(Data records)
## begin

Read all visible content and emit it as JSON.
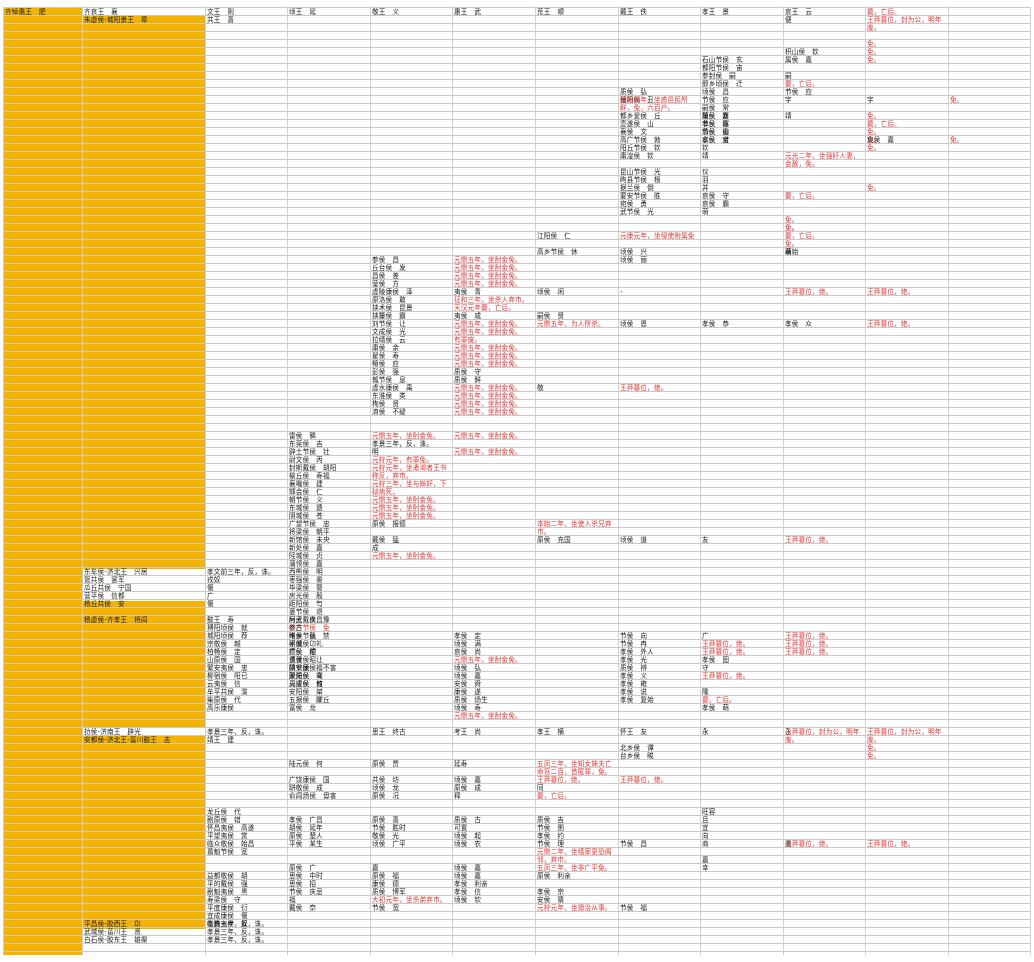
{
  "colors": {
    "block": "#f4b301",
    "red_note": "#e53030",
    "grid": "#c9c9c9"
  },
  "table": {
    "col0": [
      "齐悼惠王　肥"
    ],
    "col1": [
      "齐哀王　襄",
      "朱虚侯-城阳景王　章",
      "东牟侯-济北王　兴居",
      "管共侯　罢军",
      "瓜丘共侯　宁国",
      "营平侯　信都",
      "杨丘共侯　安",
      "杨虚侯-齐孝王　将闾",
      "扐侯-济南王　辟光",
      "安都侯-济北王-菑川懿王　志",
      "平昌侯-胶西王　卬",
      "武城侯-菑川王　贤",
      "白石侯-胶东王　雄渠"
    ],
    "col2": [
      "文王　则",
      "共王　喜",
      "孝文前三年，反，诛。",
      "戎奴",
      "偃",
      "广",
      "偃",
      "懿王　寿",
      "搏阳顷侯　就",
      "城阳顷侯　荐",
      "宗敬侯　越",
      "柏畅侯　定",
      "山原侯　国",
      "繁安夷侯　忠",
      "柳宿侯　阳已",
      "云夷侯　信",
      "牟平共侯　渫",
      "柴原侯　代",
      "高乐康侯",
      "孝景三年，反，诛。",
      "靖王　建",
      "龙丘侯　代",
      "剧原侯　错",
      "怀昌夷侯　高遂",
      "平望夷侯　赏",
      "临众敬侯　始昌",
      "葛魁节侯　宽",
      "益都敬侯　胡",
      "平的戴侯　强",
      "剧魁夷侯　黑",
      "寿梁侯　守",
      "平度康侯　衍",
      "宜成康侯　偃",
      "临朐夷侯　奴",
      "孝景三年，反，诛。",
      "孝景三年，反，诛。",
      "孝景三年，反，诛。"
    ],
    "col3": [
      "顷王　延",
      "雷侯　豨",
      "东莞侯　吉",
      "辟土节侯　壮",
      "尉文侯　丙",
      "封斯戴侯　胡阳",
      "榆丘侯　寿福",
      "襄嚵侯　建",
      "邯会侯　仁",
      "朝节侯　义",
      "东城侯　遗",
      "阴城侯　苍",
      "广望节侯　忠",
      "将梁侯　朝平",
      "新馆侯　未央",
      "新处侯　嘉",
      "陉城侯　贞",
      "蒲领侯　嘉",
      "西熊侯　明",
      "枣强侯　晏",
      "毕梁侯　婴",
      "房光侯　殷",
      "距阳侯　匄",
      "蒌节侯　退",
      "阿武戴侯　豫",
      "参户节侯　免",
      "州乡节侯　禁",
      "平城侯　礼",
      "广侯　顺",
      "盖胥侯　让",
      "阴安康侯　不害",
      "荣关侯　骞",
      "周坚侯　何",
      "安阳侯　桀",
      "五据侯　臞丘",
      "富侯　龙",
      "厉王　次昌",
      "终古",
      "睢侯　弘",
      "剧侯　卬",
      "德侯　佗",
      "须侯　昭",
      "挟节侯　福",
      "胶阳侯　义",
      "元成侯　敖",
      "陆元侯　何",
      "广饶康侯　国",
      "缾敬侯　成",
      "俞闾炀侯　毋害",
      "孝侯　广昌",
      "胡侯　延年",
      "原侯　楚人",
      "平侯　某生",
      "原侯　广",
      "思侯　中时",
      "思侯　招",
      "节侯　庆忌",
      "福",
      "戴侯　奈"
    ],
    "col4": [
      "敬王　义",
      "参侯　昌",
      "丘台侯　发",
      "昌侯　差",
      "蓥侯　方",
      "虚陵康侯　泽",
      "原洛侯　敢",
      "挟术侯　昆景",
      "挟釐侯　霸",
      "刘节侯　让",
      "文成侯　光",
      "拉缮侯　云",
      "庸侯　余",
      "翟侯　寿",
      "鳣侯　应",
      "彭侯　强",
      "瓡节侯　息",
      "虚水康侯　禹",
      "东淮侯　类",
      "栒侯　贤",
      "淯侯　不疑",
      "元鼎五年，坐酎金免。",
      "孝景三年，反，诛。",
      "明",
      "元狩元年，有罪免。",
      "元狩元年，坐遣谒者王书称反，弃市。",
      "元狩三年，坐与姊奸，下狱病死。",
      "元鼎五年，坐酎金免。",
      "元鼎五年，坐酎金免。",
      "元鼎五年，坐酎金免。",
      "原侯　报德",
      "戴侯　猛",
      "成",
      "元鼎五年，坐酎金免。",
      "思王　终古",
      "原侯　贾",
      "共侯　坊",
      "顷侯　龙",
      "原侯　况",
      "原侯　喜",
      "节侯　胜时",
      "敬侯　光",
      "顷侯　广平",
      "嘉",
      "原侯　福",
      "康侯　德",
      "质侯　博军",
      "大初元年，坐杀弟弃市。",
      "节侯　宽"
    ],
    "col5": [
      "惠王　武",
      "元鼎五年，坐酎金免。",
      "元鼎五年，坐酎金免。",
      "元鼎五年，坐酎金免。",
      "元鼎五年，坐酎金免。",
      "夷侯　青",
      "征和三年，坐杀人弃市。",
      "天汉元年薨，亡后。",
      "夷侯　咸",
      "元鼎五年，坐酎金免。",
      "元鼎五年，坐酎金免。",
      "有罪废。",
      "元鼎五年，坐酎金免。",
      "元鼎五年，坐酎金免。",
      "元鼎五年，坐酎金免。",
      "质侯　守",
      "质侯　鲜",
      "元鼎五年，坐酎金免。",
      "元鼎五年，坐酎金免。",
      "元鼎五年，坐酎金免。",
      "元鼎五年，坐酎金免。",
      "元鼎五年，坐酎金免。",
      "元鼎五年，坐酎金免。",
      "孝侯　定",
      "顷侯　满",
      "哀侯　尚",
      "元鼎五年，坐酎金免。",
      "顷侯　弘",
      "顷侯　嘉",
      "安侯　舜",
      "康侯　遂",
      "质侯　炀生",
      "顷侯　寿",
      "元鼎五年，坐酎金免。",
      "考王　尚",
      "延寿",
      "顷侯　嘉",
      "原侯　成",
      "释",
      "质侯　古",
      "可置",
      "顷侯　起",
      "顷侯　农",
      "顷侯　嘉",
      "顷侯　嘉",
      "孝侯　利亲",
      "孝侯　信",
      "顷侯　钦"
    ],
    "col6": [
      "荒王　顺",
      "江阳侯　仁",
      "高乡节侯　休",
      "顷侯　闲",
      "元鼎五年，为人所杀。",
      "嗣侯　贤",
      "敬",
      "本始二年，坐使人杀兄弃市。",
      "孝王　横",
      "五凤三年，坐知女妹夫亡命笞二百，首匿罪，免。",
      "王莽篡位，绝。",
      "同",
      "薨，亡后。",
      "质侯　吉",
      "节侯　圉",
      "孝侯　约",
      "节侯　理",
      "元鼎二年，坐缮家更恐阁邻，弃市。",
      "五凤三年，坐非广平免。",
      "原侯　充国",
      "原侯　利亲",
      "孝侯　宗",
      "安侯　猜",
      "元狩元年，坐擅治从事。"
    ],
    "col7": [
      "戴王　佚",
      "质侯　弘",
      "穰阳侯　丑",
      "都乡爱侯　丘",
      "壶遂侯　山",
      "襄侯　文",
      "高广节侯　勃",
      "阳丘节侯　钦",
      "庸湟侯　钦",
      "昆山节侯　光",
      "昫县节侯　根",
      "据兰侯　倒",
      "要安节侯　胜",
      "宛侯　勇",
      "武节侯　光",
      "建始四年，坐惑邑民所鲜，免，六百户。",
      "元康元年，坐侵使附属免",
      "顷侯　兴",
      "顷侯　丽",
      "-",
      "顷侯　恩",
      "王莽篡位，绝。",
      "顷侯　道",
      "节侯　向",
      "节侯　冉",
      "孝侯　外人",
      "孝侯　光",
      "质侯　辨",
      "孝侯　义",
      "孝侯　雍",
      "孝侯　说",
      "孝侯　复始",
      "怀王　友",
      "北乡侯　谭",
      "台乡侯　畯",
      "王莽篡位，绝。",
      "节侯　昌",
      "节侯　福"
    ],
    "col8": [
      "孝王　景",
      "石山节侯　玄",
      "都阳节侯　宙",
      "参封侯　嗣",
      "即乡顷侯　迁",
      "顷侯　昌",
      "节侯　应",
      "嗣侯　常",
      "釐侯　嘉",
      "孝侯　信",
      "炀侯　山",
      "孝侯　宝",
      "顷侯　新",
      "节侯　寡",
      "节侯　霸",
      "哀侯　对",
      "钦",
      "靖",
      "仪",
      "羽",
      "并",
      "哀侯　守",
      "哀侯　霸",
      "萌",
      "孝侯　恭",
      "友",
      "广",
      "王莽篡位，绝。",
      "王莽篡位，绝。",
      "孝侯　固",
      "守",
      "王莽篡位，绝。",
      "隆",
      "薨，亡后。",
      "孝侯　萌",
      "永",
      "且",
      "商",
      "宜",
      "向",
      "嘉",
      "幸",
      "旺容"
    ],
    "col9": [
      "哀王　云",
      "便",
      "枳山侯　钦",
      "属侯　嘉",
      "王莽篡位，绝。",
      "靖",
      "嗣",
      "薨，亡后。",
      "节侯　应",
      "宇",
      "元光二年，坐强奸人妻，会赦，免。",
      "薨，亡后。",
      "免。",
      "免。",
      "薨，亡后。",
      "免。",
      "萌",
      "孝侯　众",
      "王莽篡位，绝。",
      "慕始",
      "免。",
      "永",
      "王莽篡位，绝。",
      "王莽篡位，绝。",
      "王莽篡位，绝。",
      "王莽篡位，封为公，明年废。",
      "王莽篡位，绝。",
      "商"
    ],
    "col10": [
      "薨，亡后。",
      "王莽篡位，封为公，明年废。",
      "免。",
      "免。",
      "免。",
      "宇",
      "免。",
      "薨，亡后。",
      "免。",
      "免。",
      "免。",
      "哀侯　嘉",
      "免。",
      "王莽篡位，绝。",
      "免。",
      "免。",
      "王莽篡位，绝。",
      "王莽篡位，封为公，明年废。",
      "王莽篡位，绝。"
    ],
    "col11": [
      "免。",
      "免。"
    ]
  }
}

## end

Exercise goal -> Pick out the lines above containing the word "元狩元年", then copy them.

Answer ->
      "元狩元年，有罪免。",
      "元狩元年，坐遣谒者王书称反，弃市。",
      "元狩元年，坐擅治从事。"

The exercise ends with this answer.